All entries are to be given again verbatim.

## START

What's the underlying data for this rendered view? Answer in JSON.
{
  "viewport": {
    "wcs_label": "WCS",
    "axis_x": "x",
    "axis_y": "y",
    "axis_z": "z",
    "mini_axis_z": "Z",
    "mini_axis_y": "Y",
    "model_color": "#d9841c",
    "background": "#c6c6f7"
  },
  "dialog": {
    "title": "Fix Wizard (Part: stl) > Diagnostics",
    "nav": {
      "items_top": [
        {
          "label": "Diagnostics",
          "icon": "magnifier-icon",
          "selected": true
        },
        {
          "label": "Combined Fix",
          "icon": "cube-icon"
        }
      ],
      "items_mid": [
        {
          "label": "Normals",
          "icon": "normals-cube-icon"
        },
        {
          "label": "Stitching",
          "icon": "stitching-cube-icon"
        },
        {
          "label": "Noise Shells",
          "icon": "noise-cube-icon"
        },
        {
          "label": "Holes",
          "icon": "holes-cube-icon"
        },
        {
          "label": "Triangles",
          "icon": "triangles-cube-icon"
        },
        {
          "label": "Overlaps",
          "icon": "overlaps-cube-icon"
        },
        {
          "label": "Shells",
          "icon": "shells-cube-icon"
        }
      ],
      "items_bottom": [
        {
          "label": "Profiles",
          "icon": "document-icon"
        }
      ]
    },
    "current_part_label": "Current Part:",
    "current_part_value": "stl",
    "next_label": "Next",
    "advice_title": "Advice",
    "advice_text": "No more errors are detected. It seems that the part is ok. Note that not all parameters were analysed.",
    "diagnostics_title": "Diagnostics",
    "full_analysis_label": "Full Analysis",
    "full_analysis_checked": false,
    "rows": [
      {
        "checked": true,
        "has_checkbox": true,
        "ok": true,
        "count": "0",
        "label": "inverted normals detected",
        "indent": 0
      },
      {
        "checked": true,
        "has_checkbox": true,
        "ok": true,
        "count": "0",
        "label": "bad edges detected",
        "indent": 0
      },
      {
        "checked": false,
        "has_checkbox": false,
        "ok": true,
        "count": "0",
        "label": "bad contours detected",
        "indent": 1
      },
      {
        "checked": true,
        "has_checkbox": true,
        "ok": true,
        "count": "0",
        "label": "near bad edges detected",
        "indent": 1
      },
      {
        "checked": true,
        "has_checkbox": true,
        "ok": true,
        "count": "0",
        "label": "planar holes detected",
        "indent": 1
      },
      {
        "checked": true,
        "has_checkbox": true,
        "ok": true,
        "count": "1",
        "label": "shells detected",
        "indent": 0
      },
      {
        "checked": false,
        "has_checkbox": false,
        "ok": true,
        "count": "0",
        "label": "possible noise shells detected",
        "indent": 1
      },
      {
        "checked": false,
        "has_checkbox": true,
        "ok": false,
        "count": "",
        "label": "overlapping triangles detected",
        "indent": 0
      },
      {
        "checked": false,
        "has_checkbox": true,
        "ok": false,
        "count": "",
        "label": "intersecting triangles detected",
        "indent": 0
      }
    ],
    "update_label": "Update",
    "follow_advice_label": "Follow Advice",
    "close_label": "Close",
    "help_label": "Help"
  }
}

## END

**FULL ANSWER:**
What's the underlying data for this rendered view? Answer in JSON.
{
  "viewport": {
    "wcs_label": "WCS",
    "axis_x": "x",
    "axis_y": "y",
    "axis_z": "z",
    "mini_axis_z": "Z",
    "mini_axis_y": "Y",
    "model_color": "#d9841c",
    "background": "#c6c6f7"
  },
  "dialog": {
    "title": "Fix Wizard (Part: stl) > Diagnostics",
    "nav": {
      "items_top": [
        {
          "label": "Diagnostics",
          "icon": "magnifier-icon",
          "selected": true
        },
        {
          "label": "Combined Fix",
          "icon": "cube-icon"
        }
      ],
      "items_mid": [
        {
          "label": "Normals",
          "icon": "normals-cube-icon"
        },
        {
          "label": "Stitching",
          "icon": "stitching-cube-icon"
        },
        {
          "label": "Noise Shells",
          "icon": "noise-cube-icon"
        },
        {
          "label": "Holes",
          "icon": "holes-cube-icon"
        },
        {
          "label": "Triangles",
          "icon": "triangles-cube-icon"
        },
        {
          "label": "Overlaps",
          "icon": "overlaps-cube-icon"
        },
        {
          "label": "Shells",
          "icon": "shells-cube-icon"
        }
      ],
      "items_bottom": [
        {
          "label": "Profiles",
          "icon": "document-icon"
        }
      ]
    },
    "current_part_label": "Current Part:",
    "current_part_value": "stl",
    "next_label": "Next",
    "advice_title": "Advice",
    "advice_text": "No more errors are detected. It seems that the part is ok. Note that not all parameters were analysed.",
    "diagnostics_title": "Diagnostics",
    "full_analysis_label": "Full Analysis",
    "full_analysis_checked": false,
    "rows": [
      {
        "checked": true,
        "has_checkbox": true,
        "ok": true,
        "count": "0",
        "label": "inverted normals detected",
        "indent": 0
      },
      {
        "checked": true,
        "has_checkbox": true,
        "ok": true,
        "count": "0",
        "label": "bad edges detected",
        "indent": 0
      },
      {
        "checked": false,
        "has_checkbox": false,
        "ok": true,
        "count": "0",
        "label": "bad contours detected",
        "indent": 1
      },
      {
        "checked": true,
        "has_checkbox": true,
        "ok": true,
        "count": "0",
        "label": "near bad edges detected",
        "indent": 1
      },
      {
        "checked": true,
        "has_checkbox": true,
        "ok": true,
        "count": "0",
        "label": "planar holes detected",
        "indent": 1
      },
      {
        "checked": true,
        "has_checkbox": true,
        "ok": true,
        "count": "1",
        "label": "shells detected",
        "indent": 0
      },
      {
        "checked": false,
        "has_checkbox": false,
        "ok": true,
        "count": "0",
        "label": "possible noise shells detected",
        "indent": 1
      },
      {
        "checked": false,
        "has_checkbox": true,
        "ok": false,
        "count": "",
        "label": "overlapping triangles detected",
        "indent": 0
      },
      {
        "checked": false,
        "has_checkbox": true,
        "ok": false,
        "count": "",
        "label": "intersecting triangles detected",
        "indent": 0
      }
    ],
    "update_label": "Update",
    "follow_advice_label": "Follow Advice",
    "close_label": "Close",
    "help_label": "Help"
  }
}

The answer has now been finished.